Reading text ->
Wednesday, December 06, 2017

[queer virtue: what lgbtq people know about life and love...]



image of front cover of book: QUEER VIRTUE What LGBTQ People Know About Life and Love and How It Can Revitalize Christianity
Queer Virtue: What LGBTQ People Know About Life and Love and How It Can Revitalize Christianity

The Reverend Elizabeth M. Edman.
Beacon Press, Boston MA 2016


Read more about this book, including praise, a sample chapter, and a free study guide at the publisher's webpage.





sample quotes

For Paul, love was the glue that holds a community together. But that love was never designed to be insular. Rather, the evangelistic impulse is precisely about expanding that sense of love outward both in proclamation and in service to the larger community. This was one of the significant ways that Christianity diverged from Judaism, becoming a community that transgresses ethnic ties, hoping to expand in scope and scale to include those in need throughout the world. (p. 25)

Supplied entries ->
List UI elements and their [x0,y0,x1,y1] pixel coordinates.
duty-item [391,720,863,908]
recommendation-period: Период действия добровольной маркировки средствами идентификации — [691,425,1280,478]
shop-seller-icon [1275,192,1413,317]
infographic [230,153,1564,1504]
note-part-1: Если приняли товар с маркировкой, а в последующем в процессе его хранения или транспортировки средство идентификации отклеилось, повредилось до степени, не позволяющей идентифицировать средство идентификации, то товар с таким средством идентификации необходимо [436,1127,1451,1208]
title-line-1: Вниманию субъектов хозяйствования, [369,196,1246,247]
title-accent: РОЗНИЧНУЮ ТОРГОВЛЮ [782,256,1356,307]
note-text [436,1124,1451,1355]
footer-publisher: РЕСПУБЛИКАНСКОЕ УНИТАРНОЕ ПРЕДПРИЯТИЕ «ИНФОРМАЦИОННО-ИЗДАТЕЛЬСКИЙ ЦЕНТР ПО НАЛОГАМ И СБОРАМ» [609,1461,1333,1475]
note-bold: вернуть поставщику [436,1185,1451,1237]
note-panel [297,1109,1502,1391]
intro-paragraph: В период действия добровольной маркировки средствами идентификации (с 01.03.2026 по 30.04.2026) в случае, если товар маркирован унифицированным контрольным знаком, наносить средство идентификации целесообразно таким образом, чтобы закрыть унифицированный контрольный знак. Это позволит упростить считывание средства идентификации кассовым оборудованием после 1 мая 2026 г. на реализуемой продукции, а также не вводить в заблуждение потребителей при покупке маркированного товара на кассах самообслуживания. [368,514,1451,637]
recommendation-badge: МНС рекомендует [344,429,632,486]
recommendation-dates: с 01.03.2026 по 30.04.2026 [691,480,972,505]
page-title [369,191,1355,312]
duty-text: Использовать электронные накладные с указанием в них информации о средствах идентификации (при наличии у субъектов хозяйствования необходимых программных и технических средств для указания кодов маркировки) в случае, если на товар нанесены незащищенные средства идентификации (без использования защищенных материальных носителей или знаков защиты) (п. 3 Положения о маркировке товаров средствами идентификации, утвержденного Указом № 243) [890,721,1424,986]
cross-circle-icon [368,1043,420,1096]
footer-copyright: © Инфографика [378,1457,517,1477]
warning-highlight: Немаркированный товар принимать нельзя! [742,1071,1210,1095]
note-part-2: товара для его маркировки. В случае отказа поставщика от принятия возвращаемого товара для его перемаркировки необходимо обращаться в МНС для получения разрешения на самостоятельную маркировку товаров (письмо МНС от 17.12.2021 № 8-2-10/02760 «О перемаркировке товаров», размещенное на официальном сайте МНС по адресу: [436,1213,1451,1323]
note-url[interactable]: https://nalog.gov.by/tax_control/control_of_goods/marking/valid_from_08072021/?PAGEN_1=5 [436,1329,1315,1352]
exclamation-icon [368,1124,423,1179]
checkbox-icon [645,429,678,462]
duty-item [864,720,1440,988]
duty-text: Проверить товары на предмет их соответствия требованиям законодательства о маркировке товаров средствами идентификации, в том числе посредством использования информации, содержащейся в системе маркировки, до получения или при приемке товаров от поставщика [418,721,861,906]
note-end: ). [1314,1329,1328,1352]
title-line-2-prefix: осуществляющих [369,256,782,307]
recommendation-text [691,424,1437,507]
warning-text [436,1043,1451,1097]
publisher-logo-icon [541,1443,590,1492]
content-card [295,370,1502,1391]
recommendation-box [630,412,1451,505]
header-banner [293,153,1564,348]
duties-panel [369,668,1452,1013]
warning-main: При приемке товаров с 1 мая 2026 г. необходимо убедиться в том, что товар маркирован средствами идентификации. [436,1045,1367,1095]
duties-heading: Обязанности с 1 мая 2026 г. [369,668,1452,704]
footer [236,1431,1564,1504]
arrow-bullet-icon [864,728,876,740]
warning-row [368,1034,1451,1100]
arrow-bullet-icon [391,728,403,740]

Tasks to complete ->
1. On the Queer Virtue page, condense the paragraph beginning "For Paul, love was the glue" into a short list that keeps its main facts.
2. Decide whether each statement agrees with the Queer Virtue page, answering yes or no and quoting the words that settle it.
(a) The book was published by Beacon Press in 2016.
(b) The quoted passage comes from page 52.
(c) The passage says Paul's love was intended to stay within the community.
Work only from the Queer Virtue page.

Outputs for the tasks ->
1.
- For Paul, love held a community together.
- That love was never meant to be insular.
- The evangelistic impulse spreads that love outward, through proclamation and through service to the larger community.
- This was one significant way Christianity diverged from Judaism.
- Christianity became a community that goes beyond ethnic ties and hopes to grow to include those in need throughout the world.

2.
(a) Yes: "Beacon Press, Boston MA 2016"
(b) No: "(p. 25)"
(c) No: "But that love was never designed to be insular."